Records in a dataset

──────────

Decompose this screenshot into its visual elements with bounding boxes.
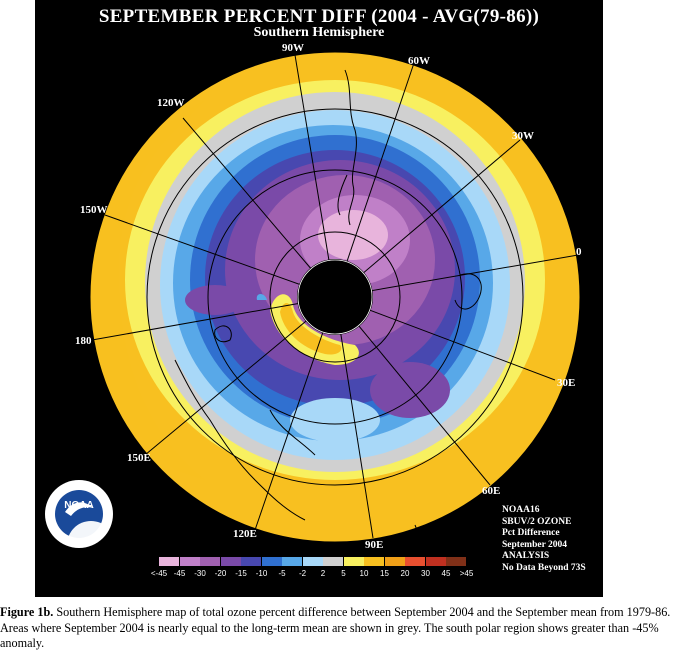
- scale-tick-label: 15: [380, 569, 389, 578]
- graticule: [89, 51, 581, 543]
- scale-tick-label: -5: [278, 569, 286, 578]
- ozone-map-figure: SEPTEMBER PERCENT DIFF (2004 - AVG(79-86…: [35, 0, 603, 597]
- scale-swatch: [159, 557, 179, 566]
- scale-tick-label: 30: [421, 569, 430, 578]
- scale-tick-label: -15: [235, 569, 247, 578]
- scale-swatch: [405, 557, 425, 566]
- noaa-logo-text: NOAA: [64, 500, 94, 511]
- scale-swatch: [446, 557, 466, 566]
- caption-text: Southern Hemisphere map of total ozone p…: [0, 605, 671, 650]
- scale-tick-label: -45: [173, 569, 186, 578]
- scale-tick-label: 2: [320, 569, 326, 578]
- scale-swatch: [220, 557, 241, 566]
- info-line: No Data Beyond 73S: [502, 562, 586, 573]
- polar-map: [89, 51, 581, 549]
- lon-label-90e: 90E: [365, 539, 384, 551]
- lon-label-60w: 60W: [408, 55, 430, 67]
- lon-label-30e: 30E: [557, 377, 576, 389]
- scale-swatch: [323, 557, 343, 566]
- scale-tick-label: 5: [341, 569, 346, 578]
- scale-swatch: [241, 557, 261, 566]
- scale-swatch: [425, 557, 446, 566]
- scale-tick-label: 20: [400, 569, 410, 578]
- scale-swatch: [364, 557, 384, 566]
- info-line: SBUV/2 OZONE: [502, 516, 572, 527]
- lon-label-120w: 120W: [157, 97, 185, 109]
- coastlines: [174, 69, 482, 549]
- scale-swatch: [261, 557, 282, 566]
- info-line: ANALYSIS: [502, 551, 550, 561]
- lon-label-120e: 120E: [233, 528, 257, 540]
- map-subtitle: Southern Hemisphere: [253, 25, 385, 40]
- scale-tick-label: >45: [459, 569, 474, 578]
- lon-label-150w: 150W: [80, 204, 108, 216]
- scale-tick-label: 45: [441, 569, 451, 578]
- scale-tick-label: -2: [298, 569, 307, 578]
- ozone-contours: [90, 52, 580, 542]
- lon-label-90w: 90W: [282, 42, 304, 54]
- scale-swatch: [200, 557, 220, 566]
- scale-swatch: [302, 557, 323, 566]
- polar-no-data-disk: [297, 259, 373, 335]
- scale-swatch: [384, 557, 405, 566]
- lon-label-180: 180: [75, 335, 92, 347]
- info-line: Pct Difference: [502, 528, 560, 538]
- scale-tick-label: -20: [214, 569, 227, 578]
- scale-tick-label: 10: [359, 569, 369, 578]
- dataset-info: NOAA16 SBUV/2 OZONE Pct Difference Septe…: [502, 505, 586, 574]
- figure-caption: Figure 1b. Southern Hemisphere map of to…: [0, 605, 680, 652]
- info-line: NOAA16: [502, 505, 540, 515]
- lon-label-30w: 30W: [512, 130, 534, 142]
- scale-tick-label: <-45: [150, 569, 168, 578]
- scale-swatch: [282, 557, 302, 566]
- scale-tick-label: -30: [194, 569, 206, 578]
- lon-label-0: 0: [576, 246, 582, 258]
- scale-tick-label: -10: [255, 569, 268, 578]
- lon-label-60e: 60E: [482, 485, 501, 497]
- scale-swatch: [343, 557, 364, 566]
- map-title: SEPTEMBER PERCENT DIFF (2004 - AVG(79-86…: [98, 6, 540, 27]
- lon-label-150e: 150E: [127, 452, 151, 464]
- noaa-logo: NOAA: [43, 478, 115, 555]
- caption-label: Figure 1b.: [0, 605, 54, 619]
- scale-swatch: [179, 557, 200, 566]
- info-line: September 2004: [502, 539, 567, 550]
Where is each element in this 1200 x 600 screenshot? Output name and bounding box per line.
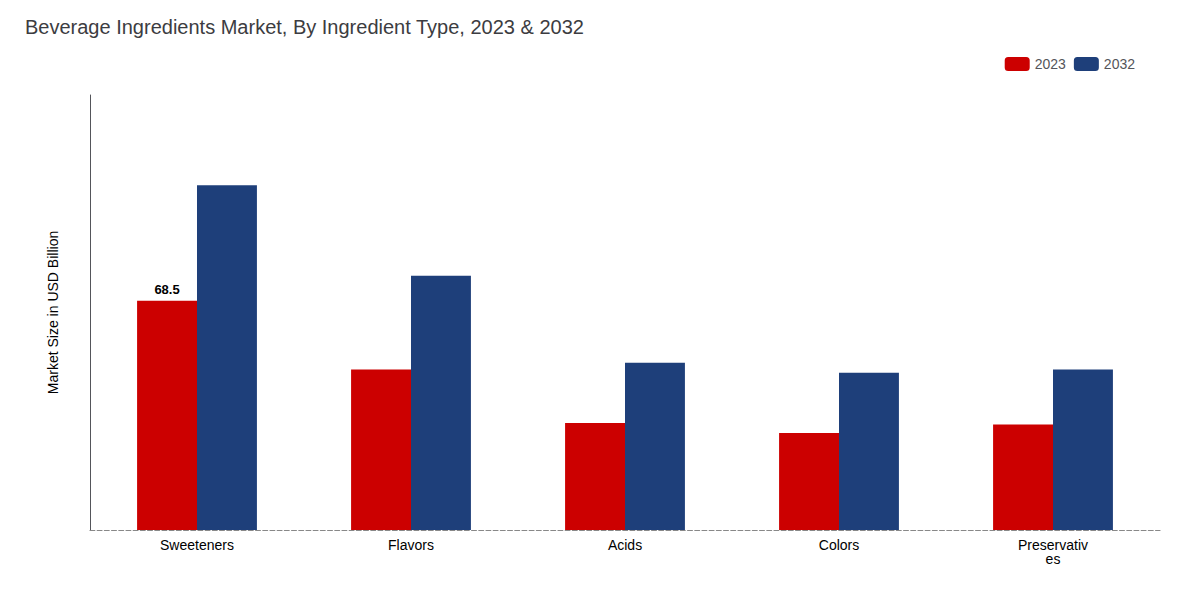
svg-text:es: es	[1046, 551, 1061, 567]
svg-text:Flavors: Flavors	[388, 537, 434, 553]
svg-text:Sweeteners: Sweeteners	[160, 537, 234, 553]
svg-text:Colors: Colors	[819, 537, 859, 553]
svg-text:Acids: Acids	[608, 537, 642, 553]
svg-text:2032: 2032	[1104, 56, 1135, 72]
svg-text:Market Size in USD Billion: Market Size in USD Billion	[45, 231, 61, 394]
svg-text:2023: 2023	[1035, 56, 1066, 72]
svg-text:Beverage Ingredients Market, B: Beverage Ingredients Market, By Ingredie…	[25, 16, 584, 38]
svg-text:Preservativ: Preservativ	[1018, 537, 1088, 553]
svg-text:68.5: 68.5	[154, 282, 179, 297]
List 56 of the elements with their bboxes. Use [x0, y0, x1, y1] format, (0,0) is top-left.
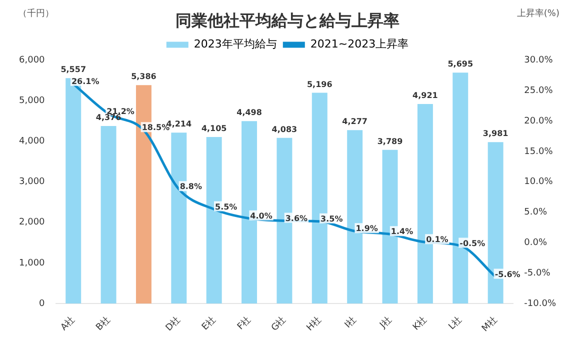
- data-label: 5,695: [448, 60, 474, 69]
- x-tick-label: B社: [94, 314, 112, 333]
- data-label: 4,498: [236, 108, 262, 118]
- data-label: 1.4%: [390, 227, 414, 236]
- y2-axis-title: 上昇率(%): [516, 8, 560, 20]
- legend-label: 2021~2023上昇率: [310, 38, 409, 51]
- data-label: 4.0%: [250, 211, 272, 220]
- x-tick-label: K社: [410, 314, 429, 333]
- legend-label: 2023年平均給与: [194, 38, 277, 51]
- y-tick-label: 0: [39, 298, 46, 309]
- x-tick-label: I社: [342, 314, 359, 330]
- y-tick-label: 3,000: [19, 177, 46, 188]
- x-tick-label: H社: [304, 314, 324, 334]
- y2-tick-label: 20.0%: [524, 116, 554, 126]
- data-label: 5,557: [60, 65, 86, 74]
- y-tick-label: 4,000: [19, 136, 46, 147]
- y2-tick-label: 0.0%: [524, 238, 548, 248]
- data-label: 3,981: [482, 129, 509, 138]
- x-tick-label: E社: [200, 314, 218, 332]
- y-tick-label: 1,000: [19, 258, 46, 268]
- y-axis-title: （千円）: [18, 8, 54, 20]
- x-tick-label: L社: [446, 314, 464, 332]
- data-label: 0.1%: [426, 235, 448, 244]
- data-label: 5,386: [131, 72, 157, 82]
- data-label: -0.5%: [460, 238, 486, 248]
- y2-tick-label: -10.0%: [524, 298, 556, 309]
- bar: [100, 126, 116, 304]
- y-tick-label: 5,000: [19, 96, 46, 106]
- data-label: 3.5%: [320, 214, 343, 224]
- data-label: 5.5%: [215, 202, 238, 212]
- data-label: 4,083: [272, 125, 298, 134]
- x-tick-label: D社: [164, 314, 183, 334]
- data-label: 4,105: [201, 124, 228, 134]
- x-tick-label: M社: [480, 314, 500, 334]
- data-label: 8.8%: [180, 182, 202, 192]
- data-label: 4,921: [412, 91, 438, 100]
- y2-tick-label: 15.0%: [524, 146, 554, 157]
- y2-tick-label: 30.0%: [524, 56, 554, 66]
- x-tick-label: G社: [269, 314, 288, 334]
- data-label: 1.9%: [356, 224, 378, 234]
- data-label: 4,277: [342, 117, 368, 126]
- x-tick-label: J社: [377, 314, 394, 332]
- y2-tick-label: 5.0%: [524, 208, 548, 218]
- data-label: 26.1%: [71, 77, 100, 86]
- y-tick-label: 6,000: [19, 56, 46, 66]
- y2-tick-label: 10.0%: [524, 177, 554, 188]
- y-tick-label: 2,000: [19, 218, 46, 228]
- data-label: 5,196: [306, 80, 333, 89]
- data-label: -5.6%: [494, 270, 520, 279]
- chart-title: 同業他社平均給与と給与上昇率: [176, 10, 400, 30]
- data-label: 3.6%: [285, 214, 308, 223]
- y2-tick-label: 25.0%: [524, 86, 554, 96]
- data-label: 3,789: [377, 136, 404, 146]
- y2-tick-label: -5.0%: [524, 268, 551, 278]
- x-tick-label: A社: [58, 314, 78, 333]
- x-tick-label: F社: [235, 314, 254, 332]
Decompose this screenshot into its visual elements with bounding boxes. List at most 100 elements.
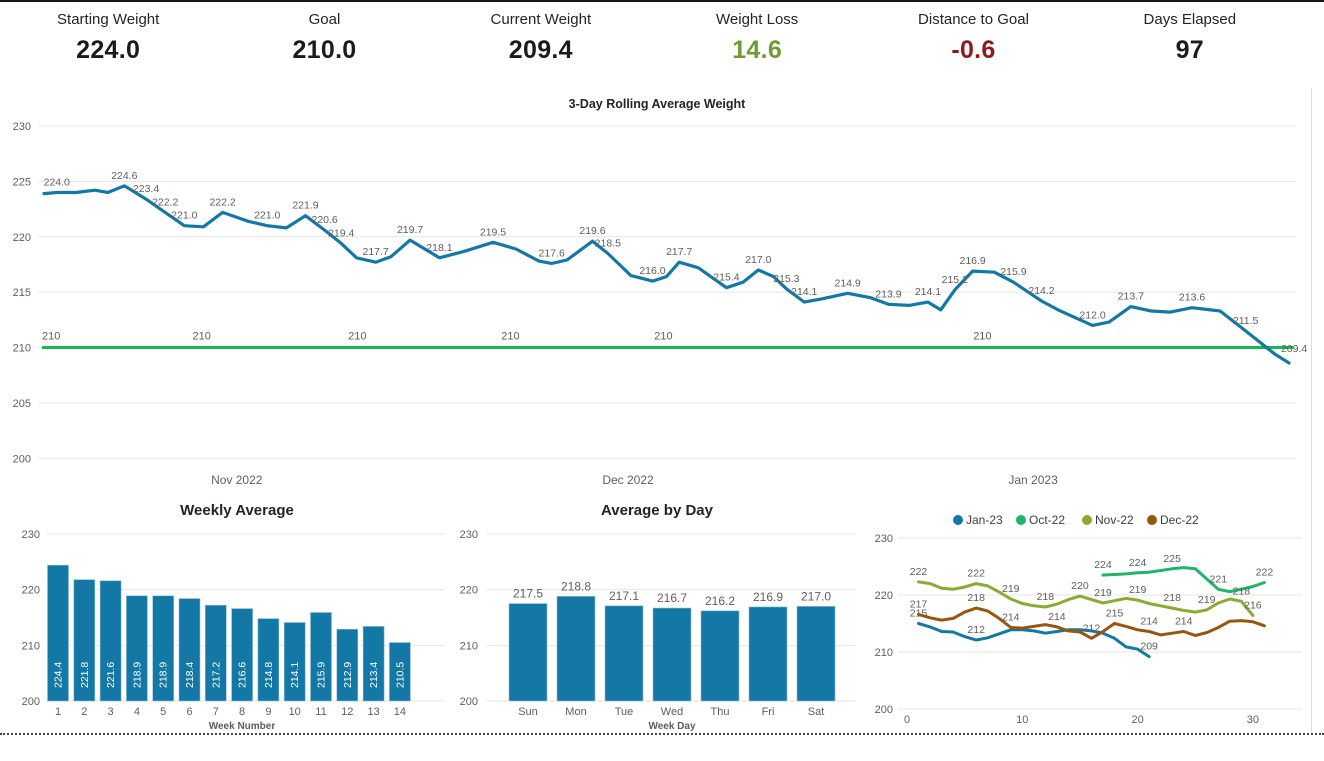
data-label: 214.1 <box>791 286 817 298</box>
y-tick-label: 200 <box>875 704 893 716</box>
x-category-label: 2 <box>81 706 87 718</box>
x-category-label: Mon <box>565 706 586 718</box>
data-label: 221.0 <box>171 210 197 222</box>
bar-value-label: 217.0 <box>801 589 831 603</box>
data-label: 217.6 <box>539 247 565 259</box>
data-label: 209 <box>1140 641 1158 653</box>
average-by-day-bar-Sat[interactable] <box>796 606 836 702</box>
weekly-average-bar-11[interactable] <box>310 612 332 702</box>
data-label: 215.9 <box>1000 266 1026 278</box>
y-tick-label: 210 <box>875 647 893 659</box>
kpi-value: 224.0 <box>76 36 141 64</box>
x-category-label: 4 <box>134 706 140 718</box>
data-label: 213.6 <box>1179 292 1205 304</box>
bar-value-label: 217.2 <box>210 662 222 688</box>
monthly-daily-chart: 230 220 210 200 0 10 20 30 215 212 209 224 224 225 221… <box>875 533 1302 726</box>
weekly-average-bar-5[interactable] <box>152 595 174 702</box>
data-label: 212 <box>967 624 985 636</box>
average-by-day-bar-Fri[interactable] <box>748 606 788 702</box>
data-label: 218 <box>1037 591 1055 603</box>
average-by-day-bar-Tue[interactable] <box>604 605 644 702</box>
x-axis-title: Week Number <box>209 721 276 732</box>
x-axis-month-label: Nov 2022 <box>211 473 263 487</box>
data-label: 212.0 <box>1079 309 1105 321</box>
data-label: 223.4 <box>133 183 159 195</box>
data-label: 216.0 <box>639 265 665 277</box>
x-category-label: 11 <box>315 706 326 718</box>
x-category-label: Thu <box>711 706 730 718</box>
kpi-starting-weight: Starting Weight 224.0 <box>0 11 216 65</box>
weekly-average-bar-8[interactable] <box>231 608 253 702</box>
data-label: 218 <box>1163 592 1181 604</box>
x-category-label: 6 <box>186 706 192 718</box>
data-label: 217.7 <box>363 246 389 258</box>
data-label: 221.0 <box>254 210 280 222</box>
legend-dot <box>1147 515 1157 525</box>
data-label: 220.6 <box>311 214 337 226</box>
kpi-label: Days Elapsed <box>1143 11 1237 28</box>
data-label: 215.2 <box>942 274 968 286</box>
data-label: 214 <box>1048 611 1066 623</box>
y-tick-label: 205 <box>13 398 31 410</box>
series-line-jan-23[interactable] <box>917 622 1151 659</box>
data-label: 219 <box>1094 587 1112 599</box>
top-border <box>0 0 1324 2</box>
y-tick-label: 230 <box>22 529 40 541</box>
legend-item-nov-22[interactable]: Nov-22 <box>1082 513 1134 527</box>
data-label: 214 <box>1140 615 1158 627</box>
x-category-label: Sat <box>808 706 825 718</box>
data-label: 214 <box>1002 611 1020 623</box>
x-category-label: Sun <box>518 706 538 718</box>
series-line-dec-22[interactable] <box>917 606 1266 640</box>
kpi-value: -0.6 <box>951 36 996 64</box>
weekly-average-bar-4[interactable] <box>126 595 148 702</box>
weekly-average-bar-7[interactable] <box>205 604 227 702</box>
x-category-label: 3 <box>108 706 114 718</box>
average-by-day-bar-Wed[interactable] <box>652 607 692 702</box>
y-tick-label: 200 <box>460 696 478 708</box>
bar-value-label: 214.8 <box>263 662 275 688</box>
average-by-day-bar-Mon[interactable] <box>556 596 596 702</box>
weekly-average-bar-13[interactable] <box>362 626 385 702</box>
legend-item-oct-22[interactable]: Oct-22 <box>1016 513 1065 527</box>
legend-item-dec-22[interactable]: Dec-22 <box>1147 513 1199 527</box>
average-by-day-chart: 230 220 210 200 Average by Day Week Day Sun 217… <box>460 502 856 732</box>
weekly-average-bar-14[interactable] <box>389 642 411 702</box>
data-label: 217.0 <box>745 254 771 266</box>
bar-value-label: 216.2 <box>705 594 735 608</box>
weekly-average-bar-10[interactable] <box>283 622 306 702</box>
weekly-average-bar-2[interactable] <box>73 579 96 702</box>
chart-title: Weekly Average <box>180 502 294 519</box>
page-break-dotted-line <box>0 733 1324 735</box>
data-label: 221 <box>1210 573 1228 585</box>
rolling-average-line[interactable] <box>42 184 1291 365</box>
y-tick-label: 210 <box>460 640 478 652</box>
weekly-average-bar-12[interactable] <box>336 628 359 702</box>
kpi-value: 14.6 <box>732 36 783 64</box>
data-label: 211.5 <box>1233 315 1259 327</box>
y-tick-label: 220 <box>13 232 31 244</box>
average-by-day-bar-Sun[interactable] <box>508 603 548 702</box>
goal-line-label: 210 <box>501 331 519 343</box>
bar-value-label: 212.9 <box>342 662 354 688</box>
weekly-average-bar-6[interactable] <box>178 598 201 702</box>
kpi-label: Current Weight <box>490 11 592 28</box>
y-tick-label: 200 <box>22 696 40 708</box>
bar-value-label: 218.4 <box>184 662 196 688</box>
data-label: 214.2 <box>1028 285 1054 297</box>
y-tick-label: 210 <box>13 343 31 355</box>
goal-line-label: 210 <box>973 331 991 343</box>
weekly-average-bar-3[interactable] <box>99 580 122 702</box>
series-line-oct-22[interactable] <box>1101 566 1266 594</box>
chart-title: 3-Day Rolling Average Weight <box>569 97 746 111</box>
average-by-day-bar-Thu[interactable] <box>700 610 740 702</box>
legend-item-jan-23[interactable]: Jan-23 <box>953 513 1003 527</box>
weekly-average-bar-1[interactable] <box>47 564 69 702</box>
data-label: 224.6 <box>111 170 137 182</box>
bar-value-label: 216.9 <box>753 590 783 604</box>
weekly-average-bar-9[interactable] <box>257 618 280 702</box>
series-line-nov-22[interactable] <box>917 580 1255 617</box>
bar-value-label: 213.4 <box>368 662 380 688</box>
bar-value-label: 218.8 <box>561 579 591 593</box>
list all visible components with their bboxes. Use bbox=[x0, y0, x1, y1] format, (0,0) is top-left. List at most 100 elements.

──────────

* Aim of the task
Output the lines starting at the one containing "data-label: 214.1 <box>791 286 817 298</box>" and ending at the one containing "data-label: 215.2 <box>942 274 968 286</box>" as a JSON list of strings, one string per line, skipping blank lines.

* Solution for this exercise
[
  "data-label: 214.1 <box>791 286 817 298</box>",
  "y-tick-label: 200 <box>875 704 893 716</box>",
  "x-category-label: 2 <box>81 706 87 718</box>",
  "x-category-label: Mon <box>565 706 586 718</box>",
  "data-label: 221.0 <box>171 210 197 222</box>",
  "bar-value-label: 217.0 <box>801 589 831 603</box>",
  "data-label: 217.6 <box>539 247 565 259</box>",
  "data-label: 209 <box>1140 641 1158 653</box>",
  "average-by-day-bar-Sat[interactable] <box>796 606 836 702</box>",
  "weekly-average-bar-11[interactable] <box>310 612 332 702</box>",
  "data-label: 215.9 <box>1000 266 1026 278</box>",
  "y-tick-label: 210 <box>875 647 893 659</box>",
  "kpi-value: 224.0 <box>76 36 141 64</box>",
  "x-category-label: 4 <box>134 706 140 718</box>",
  "data-label: 213.6 <box>1179 292 1205 304</box>",
  "bar-value-label: 217.2 <box>210 662 222 688</box>",
  "monthly-daily-chart: 230 220 210 200 0 10 20 30 215 212 209 224 224 225 221… <box>875 533 1302 726</box>",
  "weekly-average-bar-5[interactable] <box>152 595 174 702</box>",
  "data-label: 212 <box>967 624 985 636</box>",
  "average-by-day-bar-Fri[interactable] <box>748 606 788 702</box>",
  "data-label: 218 <box>1037 591 1055 603</box>",
  "average-by-day-bar-Tue[interactable] <box>604 605 644 702</box>",
  "x-axis-title: Week Number <box>209 721 276 732</box>",
  "x-axis-month-label: Nov 2022 <box>211 473 263 487</box>",
  "data-label: 212.0 <box>1079 309 1105 321</box>",
  "data-label: 223.4 <box>133 183 159 195</box>",
  "data-label: 216.0 <box>639 265 665 277</box>",
  "x-category-label: 11 <box>315 706 326 718</box>",
  "x-category-label: Thu <box>711 706 730 718</box>",
  "kpi-starting-weight: Starting Weight 224.0 <box>0 11 216 65</box>",
  "weekly-average-bar-8[interactable] <box>231 608 253 702</box>",
  "data-label: 218 <box>1163 592 1181 604</box>",
  "x-category-label: 6 <box>186 706 192 718</box>",
  "data-label: 217.7 <box>363 246 389 258</box>",
  "data-label: 221.0 <box>254 210 280 222</box>",
  "legend-dot <box>1147 515 1157 525</box>",
  "data-label: 220.6 <box>311 214 337 226</box>",
  "kpi-label: Days Elapsed <box>1143 11 1237 28</box>",
  "data-label: 215.2 <box>942 274 968 286</box>"
]